• Page excerpt:
________________________________________

So anyway I try it, I'm stuck with these huge files. The next thing for
me to try, according to what you suggested, is to try 150 dpi, and maybe
that would radically bring it down.

But better would be some way to reduce the size of the existing pdf
files I created, so I wouldn't have to do the job all over again.

Larry
 
First, I had one thing wrong. The person for whom I'm creating this job
wants to make the .pdf file available on line, not primarily for reading
online, but so that people can print selected pages from it. (It
consists of a selection of many short articles.)

Now, when I scan a single page of text into Adobe format, with "Scan as
Text (OCR)" checked, and with black and white checked, and with 300 dpi
checked, the resulting one-page .pdf document is 765 KB.

When I scan a single page into Lexmark Photo Editor, with Black Text
checked, and 300 dpi checked, and then save that resulting Photo Editor
document as a pdf file, the resulting one-page .pdf file is 1.05 MB.

So anyway I try it, I'm stuck with these huge files. The next thing for
me to try, according to what you suggested, is to try 150 dpi, and maybe
that would radically bring it down.

But better would be some way to reduce the size of the existing pdf
files I created, so I wouldn't have to do the job all over again.


PDF is not designed to be able to get your data out of a PDF file for a
second try (at least Acrobat is not). PDF is designed for viewing or
printing, not for retrieving data, so think starting over if you want to
change it. Acrobat (full version) will permit adding or deleting
individual pages. There are third party solutions that can read PDF,
OmniPage Pro OCR is one.

The overall main problem with the huge files is not so much your
technique, as much as it is just wanting to print the 100 page files,
which requires enough resolution to make the scope of the job really
huge, I'd say unreasonable for the web. Maybe like wanting to train an
elephant to be a lap dog pet... no matter how much you may want it, there
simply are some size issues. None of us could help you much with that,
it is not a matter of being willing to try, it is the nature of the
beast. The 100 page full page image job you are trying to do is of huge
size, and its size seems prohibitive for the web (at least for scanned
page images).

________________________________________

• Data supplied:
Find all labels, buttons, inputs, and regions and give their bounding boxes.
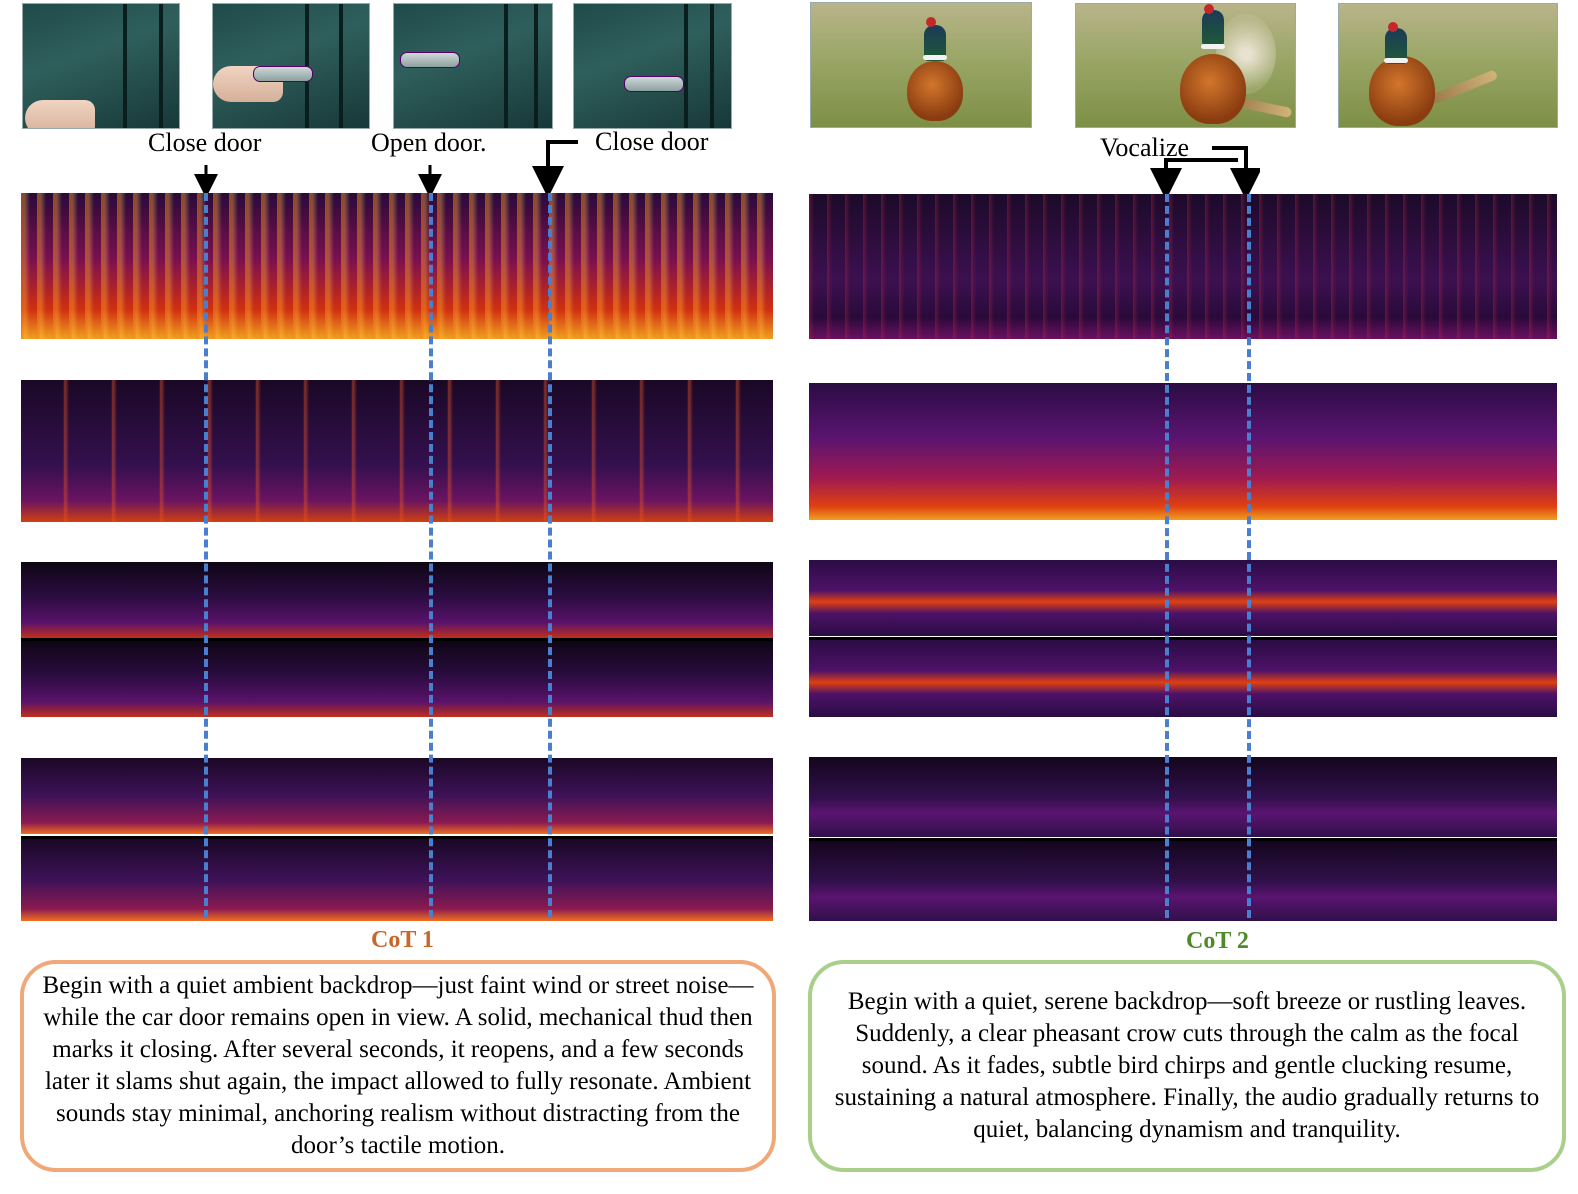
- spectrogram-left-2: [21, 380, 773, 522]
- label-close-door-1: Close door: [148, 128, 262, 157]
- cot-1-description: Begin with a quiet ambient backdrop—just…: [20, 960, 776, 1172]
- label-close-door-2: Close door: [595, 127, 709, 156]
- cot-1-title: CoT 1: [371, 927, 434, 953]
- pheasant-frame-1: [810, 2, 1032, 128]
- spectrogram-left-1: [21, 193, 773, 339]
- spectrogram-left-3b: [21, 638, 773, 717]
- car-door-frame-1: [22, 3, 180, 129]
- car-door-frame-3: [393, 3, 553, 129]
- cot-2-description: Begin with a quiet, serene backdrop—soft…: [808, 960, 1566, 1172]
- event-arrows-right: [1150, 146, 1260, 200]
- cot-2-title: CoT 2: [1186, 928, 1249, 954]
- event-line-open: [429, 193, 433, 918]
- pheasant-frame-3: [1338, 3, 1558, 128]
- spectrogram-left-4b: [21, 836, 773, 921]
- spectrogram-right-2: [809, 383, 1557, 520]
- label-vocalize: Vocalize: [1100, 133, 1190, 162]
- pheasant-frame-2: [1075, 3, 1296, 128]
- car-door-frame-2: [212, 3, 370, 129]
- label-open-door: Open door.: [371, 128, 487, 157]
- spectrogram-right-4b: [809, 838, 1557, 921]
- car-door-frame-4: [573, 3, 732, 129]
- spectrogram-right-3b: [809, 637, 1557, 717]
- spectrogram-left-3a: [21, 562, 773, 638]
- event-line-close-2: [548, 193, 552, 918]
- event-line-close-1: [204, 193, 208, 918]
- spectrogram-left-4a: [21, 758, 773, 834]
- event-line-vocalize-start: [1165, 194, 1169, 918]
- spectrogram-right-1: [809, 194, 1557, 339]
- event-arrows-left: [194, 140, 578, 198]
- event-line-vocalize-end: [1247, 194, 1251, 918]
- spectrogram-right-4a: [809, 757, 1557, 837]
- spectrogram-right-3a: [809, 560, 1557, 636]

________________________________________

• Exercise goal:
Please copy out the forum excerpt from "First, I had" up to and including "is 1.05 MB.", renaming "Photo Editor" to "Image Editor" wherever it occurs.

• Exercise solution:
First, I had one thing wrong. The person for whom I'm creating this job
wants to make the .pdf file available on line, not primarily for reading
online, but so that people can print selected pages from it. (It
consists of a selection of many short articles.)

Now, when I scan a single page of text into Adobe format, with "Scan as
Text (OCR)" checked, and with black and white checked, and with 300 dpi
checked, the resulting one-page .pdf document is 765 KB.

When I scan a single page into Lexmark Image Editor, with Black Text
checked, and 300 dpi checked, and then save that resulting Image Editor
document as a pdf file, the resulting one-page .pdf file is 1.05 MB.